**What you have to do:**
Identify every line containing the word "тебе" and reproduce each one.

**The records:**
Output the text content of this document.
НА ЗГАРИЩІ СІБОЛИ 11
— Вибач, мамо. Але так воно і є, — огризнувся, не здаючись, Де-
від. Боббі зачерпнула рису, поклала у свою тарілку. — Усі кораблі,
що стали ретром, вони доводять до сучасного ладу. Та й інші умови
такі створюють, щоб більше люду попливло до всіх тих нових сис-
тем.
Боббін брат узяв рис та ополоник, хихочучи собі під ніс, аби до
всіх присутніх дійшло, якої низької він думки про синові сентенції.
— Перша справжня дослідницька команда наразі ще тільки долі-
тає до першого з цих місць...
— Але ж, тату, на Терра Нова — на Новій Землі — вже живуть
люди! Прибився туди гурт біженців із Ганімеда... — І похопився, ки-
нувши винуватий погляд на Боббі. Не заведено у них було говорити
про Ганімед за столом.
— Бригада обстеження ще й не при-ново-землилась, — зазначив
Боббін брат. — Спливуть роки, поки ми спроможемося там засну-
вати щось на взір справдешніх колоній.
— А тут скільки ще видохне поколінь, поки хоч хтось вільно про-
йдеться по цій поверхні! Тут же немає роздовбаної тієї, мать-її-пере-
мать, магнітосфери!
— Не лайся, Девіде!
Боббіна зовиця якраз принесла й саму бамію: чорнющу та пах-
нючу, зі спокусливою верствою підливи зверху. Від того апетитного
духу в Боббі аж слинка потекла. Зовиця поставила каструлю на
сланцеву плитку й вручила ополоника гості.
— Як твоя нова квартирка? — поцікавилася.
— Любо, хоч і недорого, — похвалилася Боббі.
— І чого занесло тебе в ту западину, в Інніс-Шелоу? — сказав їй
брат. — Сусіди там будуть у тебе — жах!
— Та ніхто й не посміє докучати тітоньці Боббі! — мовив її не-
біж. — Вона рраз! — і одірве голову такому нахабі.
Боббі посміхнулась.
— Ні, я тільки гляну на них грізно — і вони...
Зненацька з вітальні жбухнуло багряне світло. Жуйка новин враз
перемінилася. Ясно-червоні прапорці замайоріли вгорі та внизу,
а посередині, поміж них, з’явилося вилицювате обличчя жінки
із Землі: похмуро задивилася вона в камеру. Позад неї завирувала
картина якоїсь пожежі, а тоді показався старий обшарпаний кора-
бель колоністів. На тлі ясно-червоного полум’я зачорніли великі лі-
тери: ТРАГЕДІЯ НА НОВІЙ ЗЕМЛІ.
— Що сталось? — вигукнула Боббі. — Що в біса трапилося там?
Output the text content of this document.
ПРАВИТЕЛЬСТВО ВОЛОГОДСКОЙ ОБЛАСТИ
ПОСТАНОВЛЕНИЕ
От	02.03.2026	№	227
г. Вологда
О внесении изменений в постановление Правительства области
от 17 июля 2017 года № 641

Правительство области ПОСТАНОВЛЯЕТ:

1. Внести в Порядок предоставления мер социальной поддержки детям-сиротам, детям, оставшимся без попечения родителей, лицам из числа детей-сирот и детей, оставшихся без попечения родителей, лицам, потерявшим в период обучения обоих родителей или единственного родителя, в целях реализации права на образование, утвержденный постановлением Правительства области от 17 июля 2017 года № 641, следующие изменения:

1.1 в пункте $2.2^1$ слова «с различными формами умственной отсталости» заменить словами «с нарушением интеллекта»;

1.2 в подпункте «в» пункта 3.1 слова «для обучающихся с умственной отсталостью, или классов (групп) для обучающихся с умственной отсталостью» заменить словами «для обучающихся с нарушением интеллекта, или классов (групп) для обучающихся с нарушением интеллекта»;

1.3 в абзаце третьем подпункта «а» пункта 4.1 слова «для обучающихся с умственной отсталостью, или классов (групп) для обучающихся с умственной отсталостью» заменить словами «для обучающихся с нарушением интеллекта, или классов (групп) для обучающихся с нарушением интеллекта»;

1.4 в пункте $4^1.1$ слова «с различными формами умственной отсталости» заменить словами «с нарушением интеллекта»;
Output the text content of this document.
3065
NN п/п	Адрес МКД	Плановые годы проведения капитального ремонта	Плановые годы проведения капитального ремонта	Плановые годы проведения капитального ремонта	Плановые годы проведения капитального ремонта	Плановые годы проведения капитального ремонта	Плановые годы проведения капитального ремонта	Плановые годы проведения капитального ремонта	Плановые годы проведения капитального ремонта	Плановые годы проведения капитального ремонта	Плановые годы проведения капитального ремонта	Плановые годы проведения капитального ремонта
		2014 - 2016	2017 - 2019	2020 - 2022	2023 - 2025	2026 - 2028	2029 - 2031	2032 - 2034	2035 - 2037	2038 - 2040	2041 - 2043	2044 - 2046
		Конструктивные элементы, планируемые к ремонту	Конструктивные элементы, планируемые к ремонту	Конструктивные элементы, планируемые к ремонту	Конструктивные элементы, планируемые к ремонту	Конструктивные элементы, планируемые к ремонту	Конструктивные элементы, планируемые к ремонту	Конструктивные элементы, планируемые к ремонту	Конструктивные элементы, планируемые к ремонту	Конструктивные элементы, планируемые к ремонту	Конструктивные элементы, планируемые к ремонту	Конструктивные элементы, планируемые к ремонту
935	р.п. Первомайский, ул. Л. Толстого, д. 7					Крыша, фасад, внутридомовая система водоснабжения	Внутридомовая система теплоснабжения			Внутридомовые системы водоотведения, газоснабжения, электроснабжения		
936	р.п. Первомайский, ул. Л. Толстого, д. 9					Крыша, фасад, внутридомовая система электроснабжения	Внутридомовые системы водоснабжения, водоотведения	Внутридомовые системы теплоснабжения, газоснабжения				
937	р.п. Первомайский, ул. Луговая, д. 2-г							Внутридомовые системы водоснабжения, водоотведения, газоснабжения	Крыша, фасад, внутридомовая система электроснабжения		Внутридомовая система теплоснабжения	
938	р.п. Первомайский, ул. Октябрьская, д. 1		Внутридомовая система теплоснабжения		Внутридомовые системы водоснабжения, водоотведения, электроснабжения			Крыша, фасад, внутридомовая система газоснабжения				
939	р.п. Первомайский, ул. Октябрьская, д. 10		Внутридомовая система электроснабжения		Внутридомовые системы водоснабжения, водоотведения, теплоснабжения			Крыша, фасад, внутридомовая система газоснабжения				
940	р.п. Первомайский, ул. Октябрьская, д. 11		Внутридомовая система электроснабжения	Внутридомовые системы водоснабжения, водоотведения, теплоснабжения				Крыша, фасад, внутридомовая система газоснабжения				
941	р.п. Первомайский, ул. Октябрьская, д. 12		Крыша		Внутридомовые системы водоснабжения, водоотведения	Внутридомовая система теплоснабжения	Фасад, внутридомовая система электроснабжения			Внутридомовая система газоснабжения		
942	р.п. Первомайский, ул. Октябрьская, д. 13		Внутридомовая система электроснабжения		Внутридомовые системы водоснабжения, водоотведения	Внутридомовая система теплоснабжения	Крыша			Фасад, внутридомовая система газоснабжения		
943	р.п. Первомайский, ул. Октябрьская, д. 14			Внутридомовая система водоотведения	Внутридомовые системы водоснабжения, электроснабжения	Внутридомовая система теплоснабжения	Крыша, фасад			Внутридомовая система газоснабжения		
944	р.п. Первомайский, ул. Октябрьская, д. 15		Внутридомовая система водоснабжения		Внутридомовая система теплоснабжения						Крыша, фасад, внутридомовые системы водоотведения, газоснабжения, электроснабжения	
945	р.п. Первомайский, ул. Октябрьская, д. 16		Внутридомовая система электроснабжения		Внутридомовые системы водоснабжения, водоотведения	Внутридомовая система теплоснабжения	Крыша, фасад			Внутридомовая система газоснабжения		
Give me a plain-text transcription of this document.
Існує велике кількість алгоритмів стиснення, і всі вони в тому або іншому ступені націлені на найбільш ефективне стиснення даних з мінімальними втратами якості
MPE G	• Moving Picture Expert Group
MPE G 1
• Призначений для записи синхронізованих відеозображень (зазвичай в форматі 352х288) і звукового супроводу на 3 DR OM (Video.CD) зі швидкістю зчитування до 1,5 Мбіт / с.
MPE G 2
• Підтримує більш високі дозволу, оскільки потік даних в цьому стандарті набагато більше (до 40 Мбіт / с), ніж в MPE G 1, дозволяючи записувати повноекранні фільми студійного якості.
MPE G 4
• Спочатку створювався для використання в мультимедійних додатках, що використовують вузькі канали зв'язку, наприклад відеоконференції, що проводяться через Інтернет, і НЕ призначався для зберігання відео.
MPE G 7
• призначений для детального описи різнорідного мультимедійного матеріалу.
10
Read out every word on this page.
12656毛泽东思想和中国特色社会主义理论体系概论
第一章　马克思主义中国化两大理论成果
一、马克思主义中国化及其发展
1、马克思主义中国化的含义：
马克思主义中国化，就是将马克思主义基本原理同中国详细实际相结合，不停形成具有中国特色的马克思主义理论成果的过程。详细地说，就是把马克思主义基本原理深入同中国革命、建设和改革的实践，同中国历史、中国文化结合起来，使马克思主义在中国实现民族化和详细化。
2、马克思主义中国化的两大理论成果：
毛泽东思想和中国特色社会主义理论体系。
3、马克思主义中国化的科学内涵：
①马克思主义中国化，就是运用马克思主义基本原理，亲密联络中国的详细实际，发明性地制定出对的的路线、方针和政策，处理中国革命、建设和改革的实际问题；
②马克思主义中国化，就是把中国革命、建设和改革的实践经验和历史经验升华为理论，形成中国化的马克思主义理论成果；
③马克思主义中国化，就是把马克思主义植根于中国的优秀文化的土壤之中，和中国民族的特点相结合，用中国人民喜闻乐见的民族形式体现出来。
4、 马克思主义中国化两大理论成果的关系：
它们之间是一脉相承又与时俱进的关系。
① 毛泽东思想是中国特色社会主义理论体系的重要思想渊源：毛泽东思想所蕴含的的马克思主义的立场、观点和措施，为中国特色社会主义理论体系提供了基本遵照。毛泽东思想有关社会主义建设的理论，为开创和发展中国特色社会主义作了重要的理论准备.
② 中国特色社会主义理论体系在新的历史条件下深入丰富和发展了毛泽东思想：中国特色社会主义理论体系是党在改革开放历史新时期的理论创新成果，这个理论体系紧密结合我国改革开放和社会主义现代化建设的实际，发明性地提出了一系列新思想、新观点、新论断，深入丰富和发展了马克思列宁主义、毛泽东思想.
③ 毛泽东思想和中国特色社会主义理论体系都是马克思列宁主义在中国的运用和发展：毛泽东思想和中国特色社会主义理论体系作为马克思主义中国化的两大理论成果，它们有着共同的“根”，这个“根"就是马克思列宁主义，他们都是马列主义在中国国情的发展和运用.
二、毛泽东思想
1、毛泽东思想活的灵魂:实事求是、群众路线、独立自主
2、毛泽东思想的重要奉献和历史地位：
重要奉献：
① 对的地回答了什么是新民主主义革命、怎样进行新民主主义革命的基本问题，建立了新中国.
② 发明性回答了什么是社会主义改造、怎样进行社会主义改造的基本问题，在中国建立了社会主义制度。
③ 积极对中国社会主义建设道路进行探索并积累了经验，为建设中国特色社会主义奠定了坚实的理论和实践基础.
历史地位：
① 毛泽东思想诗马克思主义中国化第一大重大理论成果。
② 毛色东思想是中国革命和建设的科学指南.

**Solution:**
— І чого занесло тебе в ту западину, в Інніс-Шелоу? — сказав їй
брат. — Сусіди там будуть у тебе — жах!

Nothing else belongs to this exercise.